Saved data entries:
****************************************

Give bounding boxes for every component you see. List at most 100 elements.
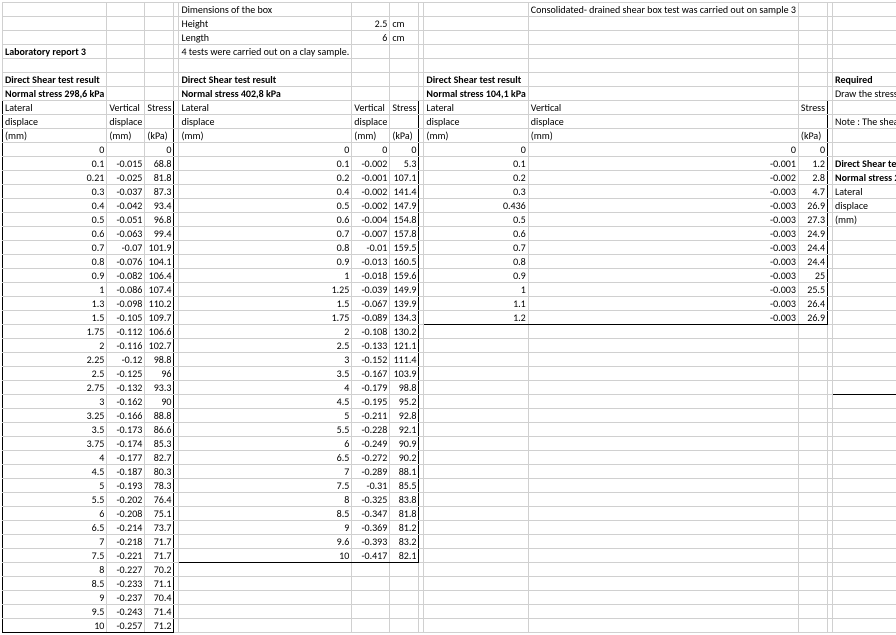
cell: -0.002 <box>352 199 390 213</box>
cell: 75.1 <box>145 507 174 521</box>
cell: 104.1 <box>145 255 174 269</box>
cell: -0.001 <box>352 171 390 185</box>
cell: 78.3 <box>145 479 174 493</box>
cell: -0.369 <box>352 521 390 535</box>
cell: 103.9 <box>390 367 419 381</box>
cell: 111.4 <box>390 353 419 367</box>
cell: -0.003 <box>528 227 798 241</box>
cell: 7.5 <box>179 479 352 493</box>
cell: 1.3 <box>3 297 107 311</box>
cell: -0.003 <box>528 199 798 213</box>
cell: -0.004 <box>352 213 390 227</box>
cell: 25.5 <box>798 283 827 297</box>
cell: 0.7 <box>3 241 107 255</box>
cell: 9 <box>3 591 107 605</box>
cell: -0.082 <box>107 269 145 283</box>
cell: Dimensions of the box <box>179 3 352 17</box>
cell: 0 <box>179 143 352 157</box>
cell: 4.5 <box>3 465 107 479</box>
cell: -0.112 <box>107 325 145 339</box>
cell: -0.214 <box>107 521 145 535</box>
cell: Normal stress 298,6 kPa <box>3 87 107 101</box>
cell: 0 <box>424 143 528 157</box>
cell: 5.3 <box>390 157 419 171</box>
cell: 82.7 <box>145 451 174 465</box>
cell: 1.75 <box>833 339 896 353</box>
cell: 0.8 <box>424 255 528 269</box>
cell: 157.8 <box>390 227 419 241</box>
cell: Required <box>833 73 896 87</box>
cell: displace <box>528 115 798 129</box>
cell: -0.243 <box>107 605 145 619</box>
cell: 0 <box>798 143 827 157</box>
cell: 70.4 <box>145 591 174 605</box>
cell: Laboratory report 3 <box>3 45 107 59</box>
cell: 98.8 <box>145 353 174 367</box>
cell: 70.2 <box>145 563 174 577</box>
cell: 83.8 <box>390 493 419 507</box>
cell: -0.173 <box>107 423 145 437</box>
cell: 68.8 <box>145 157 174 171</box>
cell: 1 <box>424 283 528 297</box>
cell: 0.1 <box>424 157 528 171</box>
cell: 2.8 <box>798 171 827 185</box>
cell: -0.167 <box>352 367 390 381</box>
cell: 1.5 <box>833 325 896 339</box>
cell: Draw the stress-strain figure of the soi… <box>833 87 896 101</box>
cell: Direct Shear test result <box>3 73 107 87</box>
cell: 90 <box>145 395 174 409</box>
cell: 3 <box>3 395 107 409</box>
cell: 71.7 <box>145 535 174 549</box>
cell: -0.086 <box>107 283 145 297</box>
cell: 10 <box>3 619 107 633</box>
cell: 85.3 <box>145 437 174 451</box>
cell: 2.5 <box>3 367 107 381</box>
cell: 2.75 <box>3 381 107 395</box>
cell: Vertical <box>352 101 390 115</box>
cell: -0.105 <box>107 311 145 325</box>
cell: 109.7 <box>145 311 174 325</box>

****************************************

What is being asked:
Can you output every one of the lines above word for word, leaving any pictures out?

Completed exercise:
Give bounding boxes for every component you see. List at most 100 elements.
cell: -0.002 <box>352 199 390 213</box>
cell: 75.1 <box>145 507 174 521</box>
cell: 104.1 <box>145 255 174 269</box>
cell: -0.001 <box>352 171 390 185</box>
cell: 78.3 <box>145 479 174 493</box>
cell: -0.369 <box>352 521 390 535</box>
cell: 103.9 <box>390 367 419 381</box>
cell: 111.4 <box>390 353 419 367</box>
cell: -0.003 <box>528 227 798 241</box>
cell: 7.5 <box>179 479 352 493</box>
cell: 1.3 <box>3 297 107 311</box>
cell: -0.003 <box>528 199 798 213</box>
cell: -0.004 <box>352 213 390 227</box>
cell: 25.5 <box>798 283 827 297</box>
cell: 0.7 <box>3 241 107 255</box>
cell: 9 <box>3 591 107 605</box>
cell: -0.082 <box>107 269 145 283</box>
cell: Dimensions of the box <box>179 3 352 17</box>
cell: 0 <box>179 143 352 157</box>
cell: 4.5 <box>3 465 107 479</box>
cell: -0.112 <box>107 325 145 339</box>
cell: -0.214 <box>107 521 145 535</box>
cell: Normal stress 298,6 kPa <box>3 87 107 101</box>
cell: 0 <box>424 143 528 157</box>
cell: 5.3 <box>390 157 419 171</box>
cell: 82.7 <box>145 451 174 465</box>
cell: 1.75 <box>833 339 896 353</box>
cell: 0.8 <box>424 255 528 269</box>
cell: 157.8 <box>390 227 419 241</box>
cell: Required <box>833 73 896 87</box>
cell: displace <box>528 115 798 129</box>
cell: -0.243 <box>107 605 145 619</box>
cell: 0 <box>798 143 827 157</box>
cell: 70.4 <box>145 591 174 605</box>
cell: Laboratory report 3 <box>3 45 107 59</box>
cell: 98.8 <box>145 353 174 367</box>
cell: 70.2 <box>145 563 174 577</box>
cell: 83.8 <box>390 493 419 507</box>
cell: -0.173 <box>107 423 145 437</box>
cell: 68.8 <box>145 157 174 171</box>
cell: 1 <box>424 283 528 297</box>
cell: 0.1 <box>424 157 528 171</box>
cell: 2.8 <box>798 171 827 185</box>
cell: -0.167 <box>352 367 390 381</box>
cell: 1.5 <box>833 325 896 339</box>
cell: Draw the stress-strain figure of the soi… <box>833 87 896 101</box>
cell: Direct Shear test result <box>3 73 107 87</box>
cell: 90 <box>145 395 174 409</box>
cell: 3 <box>3 395 107 409</box>
cell: 71.7 <box>145 535 174 549</box>
cell: -0.086 <box>107 283 145 297</box>
cell: 10 <box>3 619 107 633</box>
cell: 85.3 <box>145 437 174 451</box>
cell: 2.5 <box>3 367 107 381</box>
cell: 2.75 <box>3 381 107 395</box>
cell: Vertical <box>352 101 390 115</box>
cell: -0.105 <box>107 311 145 325</box>
cell: 109.7 <box>145 311 174 325</box>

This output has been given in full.